**WRITTEN TASK:** Restate the records below word for word, and omit the images they hold.

───── SUPPLIED RECORDS

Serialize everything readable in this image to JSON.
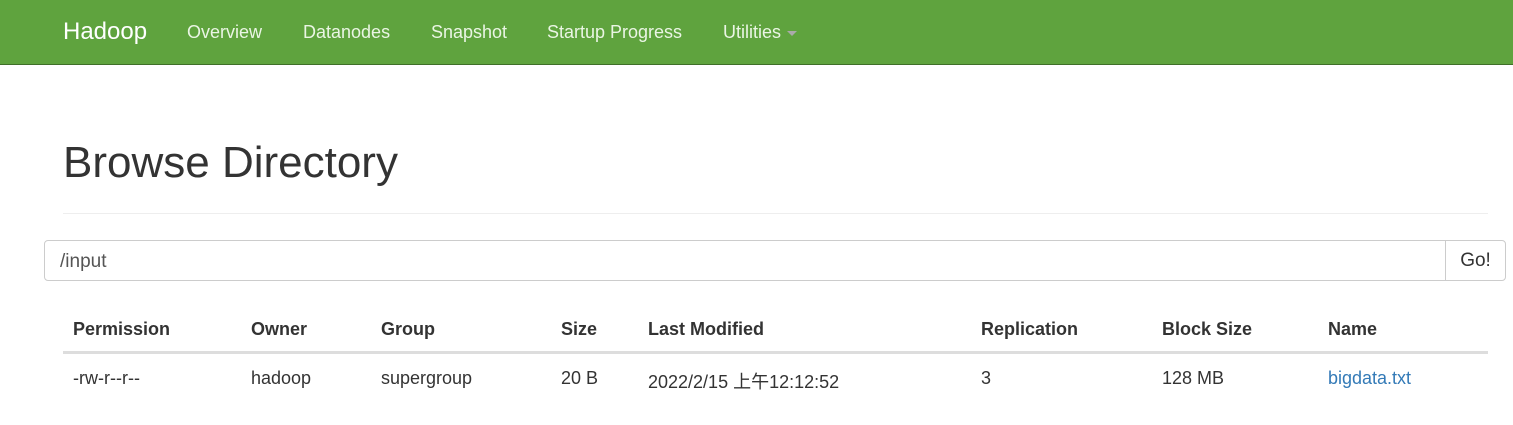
{
  "nav": {
    "brand": "Hadoop",
    "items": [
      "Overview",
      "Datanodes",
      "Snapshot",
      "Startup Progress",
      "Utilities"
    ]
  },
  "page_title": "Browse Directory",
  "path_input": {
    "value": "/input"
  },
  "go_button": "Go!",
  "table": {
    "headers": [
      "Permission",
      "Owner",
      "Group",
      "Size",
      "Last Modified",
      "Replication",
      "Block Size",
      "Name"
    ],
    "rows": [
      [
        "-rw-r--r--",
        "hadoop",
        "supergroup",
        "20 B",
        "2022/2/15 上午12:12:52",
        "3",
        "128 MB",
        "bigdata.txt"
      ]
    ]
  }
}
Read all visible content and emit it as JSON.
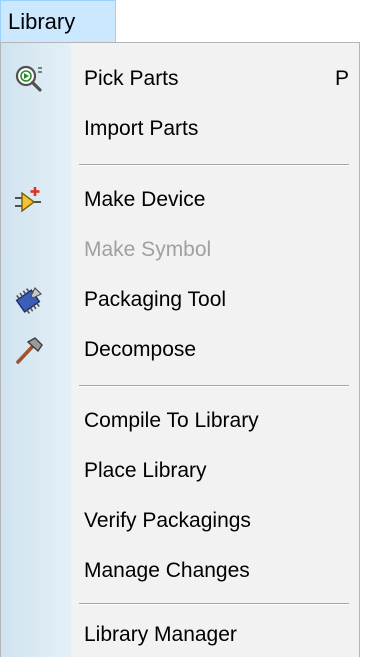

──────────

**EXERCISE SOLUTION:**
Serialize everything readable in this image to JSON.
{
  "nav": {
    "brand": "Hadoop",
    "items": [
      "Overview",
      "Datanodes",
      "Snapshot",
      "Startup Progress",
      "Utilities"
    ]
  },
  "page_title": "Browse Directory",
  "path_input": {
    "value": "/input"
  },
  "go_button": "Go!",
  "table": {
    "headers": [
      "Permission",
      "Owner",
      "Group",
      "Size",
      "Last Modified",
      "Replication",
      "Block Size",
      "Name"
    ],
    "rows": [
      [
        "-rw-r--r--",
        "hadoop",
        "supergroup",
        "20 B",
        "2022/2/15 上午12:12:52",
        "3",
        "128 MB",
        "bigdata.txt"
      ]
    ]
  }
}
Read all visible content and emit it as JSON.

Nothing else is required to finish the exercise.